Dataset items
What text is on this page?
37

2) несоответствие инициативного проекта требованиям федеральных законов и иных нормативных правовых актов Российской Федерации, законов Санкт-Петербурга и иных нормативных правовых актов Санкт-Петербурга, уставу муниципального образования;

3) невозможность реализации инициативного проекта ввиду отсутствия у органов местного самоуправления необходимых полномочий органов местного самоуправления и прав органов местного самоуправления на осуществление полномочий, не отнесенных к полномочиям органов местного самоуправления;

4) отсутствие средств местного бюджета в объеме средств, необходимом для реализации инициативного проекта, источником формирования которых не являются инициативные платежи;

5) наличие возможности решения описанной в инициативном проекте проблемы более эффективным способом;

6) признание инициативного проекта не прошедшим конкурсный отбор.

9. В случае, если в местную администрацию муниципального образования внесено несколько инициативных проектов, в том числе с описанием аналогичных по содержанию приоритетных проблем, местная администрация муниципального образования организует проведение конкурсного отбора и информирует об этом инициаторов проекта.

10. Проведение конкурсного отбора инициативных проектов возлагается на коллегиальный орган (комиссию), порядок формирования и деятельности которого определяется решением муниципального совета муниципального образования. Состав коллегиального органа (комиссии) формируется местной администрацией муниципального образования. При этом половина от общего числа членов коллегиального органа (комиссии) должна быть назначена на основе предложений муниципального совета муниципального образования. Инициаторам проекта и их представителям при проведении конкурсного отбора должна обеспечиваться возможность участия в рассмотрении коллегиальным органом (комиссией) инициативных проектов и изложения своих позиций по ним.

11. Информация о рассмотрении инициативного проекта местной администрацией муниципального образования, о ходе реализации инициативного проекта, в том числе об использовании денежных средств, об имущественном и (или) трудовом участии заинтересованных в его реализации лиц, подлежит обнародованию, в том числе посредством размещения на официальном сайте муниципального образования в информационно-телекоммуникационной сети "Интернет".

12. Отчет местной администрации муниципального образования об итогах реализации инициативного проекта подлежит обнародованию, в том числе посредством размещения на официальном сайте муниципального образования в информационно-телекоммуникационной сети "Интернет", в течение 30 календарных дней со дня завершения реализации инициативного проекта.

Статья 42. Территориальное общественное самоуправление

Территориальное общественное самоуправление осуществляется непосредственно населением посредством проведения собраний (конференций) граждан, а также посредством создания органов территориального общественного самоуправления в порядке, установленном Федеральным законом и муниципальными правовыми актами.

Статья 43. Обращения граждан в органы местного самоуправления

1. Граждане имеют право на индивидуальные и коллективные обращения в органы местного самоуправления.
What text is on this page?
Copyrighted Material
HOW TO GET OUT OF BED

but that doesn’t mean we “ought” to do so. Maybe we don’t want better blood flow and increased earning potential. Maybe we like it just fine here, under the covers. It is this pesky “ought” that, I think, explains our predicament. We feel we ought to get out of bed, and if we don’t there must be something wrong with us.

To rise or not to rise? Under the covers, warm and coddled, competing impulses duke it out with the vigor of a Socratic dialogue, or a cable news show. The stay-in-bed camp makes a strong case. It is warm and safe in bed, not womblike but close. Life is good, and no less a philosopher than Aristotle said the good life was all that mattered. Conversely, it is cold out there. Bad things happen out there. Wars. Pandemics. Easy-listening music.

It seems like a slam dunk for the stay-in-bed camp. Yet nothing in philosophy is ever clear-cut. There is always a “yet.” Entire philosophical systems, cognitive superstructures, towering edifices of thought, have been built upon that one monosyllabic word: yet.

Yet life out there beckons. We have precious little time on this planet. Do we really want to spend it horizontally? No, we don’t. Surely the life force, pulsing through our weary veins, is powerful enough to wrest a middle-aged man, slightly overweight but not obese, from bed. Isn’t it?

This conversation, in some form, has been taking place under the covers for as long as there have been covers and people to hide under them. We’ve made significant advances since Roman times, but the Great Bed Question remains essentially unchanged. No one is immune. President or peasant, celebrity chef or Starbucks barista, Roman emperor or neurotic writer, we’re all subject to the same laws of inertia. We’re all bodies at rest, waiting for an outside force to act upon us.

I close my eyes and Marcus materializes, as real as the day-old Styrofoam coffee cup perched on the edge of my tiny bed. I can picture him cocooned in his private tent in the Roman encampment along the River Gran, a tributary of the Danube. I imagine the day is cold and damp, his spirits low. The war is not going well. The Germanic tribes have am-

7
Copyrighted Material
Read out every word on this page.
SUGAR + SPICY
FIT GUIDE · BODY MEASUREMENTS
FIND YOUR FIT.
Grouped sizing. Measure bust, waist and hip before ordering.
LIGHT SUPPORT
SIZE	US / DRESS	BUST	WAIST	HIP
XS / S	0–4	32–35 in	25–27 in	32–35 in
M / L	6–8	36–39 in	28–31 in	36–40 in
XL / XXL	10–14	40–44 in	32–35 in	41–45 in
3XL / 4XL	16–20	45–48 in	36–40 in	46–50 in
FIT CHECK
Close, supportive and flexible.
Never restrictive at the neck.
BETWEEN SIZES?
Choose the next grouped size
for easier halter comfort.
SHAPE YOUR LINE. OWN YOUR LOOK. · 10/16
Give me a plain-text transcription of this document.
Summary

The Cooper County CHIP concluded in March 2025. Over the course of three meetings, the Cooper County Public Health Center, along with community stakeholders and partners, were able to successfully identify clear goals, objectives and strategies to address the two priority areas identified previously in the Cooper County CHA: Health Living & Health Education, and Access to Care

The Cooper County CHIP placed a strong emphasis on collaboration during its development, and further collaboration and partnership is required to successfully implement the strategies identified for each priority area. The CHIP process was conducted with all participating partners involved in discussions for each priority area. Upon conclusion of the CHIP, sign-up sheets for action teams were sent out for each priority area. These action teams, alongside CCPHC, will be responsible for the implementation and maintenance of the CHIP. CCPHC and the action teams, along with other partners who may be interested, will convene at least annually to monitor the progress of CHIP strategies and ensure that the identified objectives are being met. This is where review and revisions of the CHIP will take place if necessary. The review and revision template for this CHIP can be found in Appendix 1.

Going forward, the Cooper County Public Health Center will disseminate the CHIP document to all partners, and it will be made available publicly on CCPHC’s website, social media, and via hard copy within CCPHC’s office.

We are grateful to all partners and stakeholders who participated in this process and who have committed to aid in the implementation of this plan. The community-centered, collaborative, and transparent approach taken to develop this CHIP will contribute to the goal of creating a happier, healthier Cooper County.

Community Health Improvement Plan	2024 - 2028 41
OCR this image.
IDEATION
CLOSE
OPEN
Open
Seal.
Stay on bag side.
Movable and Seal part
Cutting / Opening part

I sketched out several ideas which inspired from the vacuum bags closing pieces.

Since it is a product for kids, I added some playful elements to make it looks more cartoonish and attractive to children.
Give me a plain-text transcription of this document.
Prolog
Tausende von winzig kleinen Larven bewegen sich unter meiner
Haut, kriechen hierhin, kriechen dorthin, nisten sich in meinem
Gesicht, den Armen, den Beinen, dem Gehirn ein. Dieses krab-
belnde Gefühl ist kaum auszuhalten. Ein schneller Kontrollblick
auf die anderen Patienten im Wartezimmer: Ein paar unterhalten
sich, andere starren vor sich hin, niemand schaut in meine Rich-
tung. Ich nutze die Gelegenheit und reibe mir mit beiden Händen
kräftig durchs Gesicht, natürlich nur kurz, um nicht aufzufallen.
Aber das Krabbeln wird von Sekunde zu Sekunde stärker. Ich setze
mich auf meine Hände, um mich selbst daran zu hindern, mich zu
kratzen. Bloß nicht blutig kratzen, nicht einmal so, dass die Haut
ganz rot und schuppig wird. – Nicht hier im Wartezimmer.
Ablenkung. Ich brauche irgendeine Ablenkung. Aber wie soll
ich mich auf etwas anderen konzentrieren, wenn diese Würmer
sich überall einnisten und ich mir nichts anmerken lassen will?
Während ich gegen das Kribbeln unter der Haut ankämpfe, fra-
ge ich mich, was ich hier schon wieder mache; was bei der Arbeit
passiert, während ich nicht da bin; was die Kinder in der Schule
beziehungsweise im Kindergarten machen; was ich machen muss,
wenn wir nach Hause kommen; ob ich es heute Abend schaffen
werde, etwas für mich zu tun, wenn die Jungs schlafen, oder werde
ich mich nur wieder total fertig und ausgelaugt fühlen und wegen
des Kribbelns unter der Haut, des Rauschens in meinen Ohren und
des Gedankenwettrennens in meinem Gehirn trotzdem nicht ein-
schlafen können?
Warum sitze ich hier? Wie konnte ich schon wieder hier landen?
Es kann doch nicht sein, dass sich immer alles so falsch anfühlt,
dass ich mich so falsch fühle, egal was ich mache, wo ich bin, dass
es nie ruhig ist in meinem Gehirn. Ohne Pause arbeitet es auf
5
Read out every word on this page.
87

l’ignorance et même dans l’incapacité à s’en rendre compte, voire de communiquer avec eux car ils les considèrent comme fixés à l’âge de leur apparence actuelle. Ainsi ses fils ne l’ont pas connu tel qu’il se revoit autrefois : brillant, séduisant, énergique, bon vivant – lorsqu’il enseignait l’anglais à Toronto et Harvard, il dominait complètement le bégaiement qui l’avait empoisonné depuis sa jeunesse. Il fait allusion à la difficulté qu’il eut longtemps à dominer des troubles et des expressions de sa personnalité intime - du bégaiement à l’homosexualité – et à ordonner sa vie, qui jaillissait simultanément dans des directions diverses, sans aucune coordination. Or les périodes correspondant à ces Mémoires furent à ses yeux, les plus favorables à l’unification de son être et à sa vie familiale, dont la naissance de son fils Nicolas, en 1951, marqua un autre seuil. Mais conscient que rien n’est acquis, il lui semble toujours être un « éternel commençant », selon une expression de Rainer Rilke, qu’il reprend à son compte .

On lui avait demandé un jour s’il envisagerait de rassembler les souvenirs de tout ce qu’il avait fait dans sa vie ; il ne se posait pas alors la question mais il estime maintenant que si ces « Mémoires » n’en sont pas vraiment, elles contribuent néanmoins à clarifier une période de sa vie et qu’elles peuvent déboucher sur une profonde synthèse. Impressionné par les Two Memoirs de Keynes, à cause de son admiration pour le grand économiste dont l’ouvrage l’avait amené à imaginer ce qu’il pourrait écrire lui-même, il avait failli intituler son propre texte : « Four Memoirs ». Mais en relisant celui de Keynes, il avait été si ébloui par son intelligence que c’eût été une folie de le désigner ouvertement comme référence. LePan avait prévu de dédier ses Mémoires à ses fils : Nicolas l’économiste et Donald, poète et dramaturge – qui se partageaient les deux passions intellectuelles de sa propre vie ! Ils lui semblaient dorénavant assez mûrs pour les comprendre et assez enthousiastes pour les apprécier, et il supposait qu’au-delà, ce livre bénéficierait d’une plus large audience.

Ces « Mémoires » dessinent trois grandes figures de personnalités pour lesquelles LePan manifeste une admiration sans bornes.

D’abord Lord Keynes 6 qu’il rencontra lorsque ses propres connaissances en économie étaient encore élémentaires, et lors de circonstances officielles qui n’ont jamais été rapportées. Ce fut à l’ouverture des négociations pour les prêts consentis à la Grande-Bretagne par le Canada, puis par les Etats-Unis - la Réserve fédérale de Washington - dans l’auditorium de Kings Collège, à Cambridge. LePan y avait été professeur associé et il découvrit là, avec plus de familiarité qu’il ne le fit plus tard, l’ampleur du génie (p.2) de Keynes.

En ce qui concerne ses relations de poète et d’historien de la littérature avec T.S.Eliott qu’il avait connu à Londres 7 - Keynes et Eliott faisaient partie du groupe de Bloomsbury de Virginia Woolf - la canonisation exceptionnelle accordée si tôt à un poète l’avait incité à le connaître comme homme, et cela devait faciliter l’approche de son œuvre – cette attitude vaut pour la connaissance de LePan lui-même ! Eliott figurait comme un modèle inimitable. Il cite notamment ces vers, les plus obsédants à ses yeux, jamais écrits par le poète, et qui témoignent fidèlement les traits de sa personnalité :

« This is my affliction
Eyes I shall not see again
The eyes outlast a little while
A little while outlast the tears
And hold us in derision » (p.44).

## CHALLENGE:
Reproduce each line holding the word "органов".

## COMPLETE RESPONSE:
3) невозможность реализации инициативного проекта ввиду отсутствия у органов местного самоуправления необходимых полномочий органов местного самоуправления и прав органов местного самоуправления на осуществление полномочий, не отнесенных к полномочиям органов местного самоуправления;
Территориальное общественное самоуправление осуществляется непосредственно населением посредством проведения собраний (конференций) граждан, а также посредством создания органов территориального общественного самоуправления в порядке, установленном Федеральным законом и муниципальными правовыми актами.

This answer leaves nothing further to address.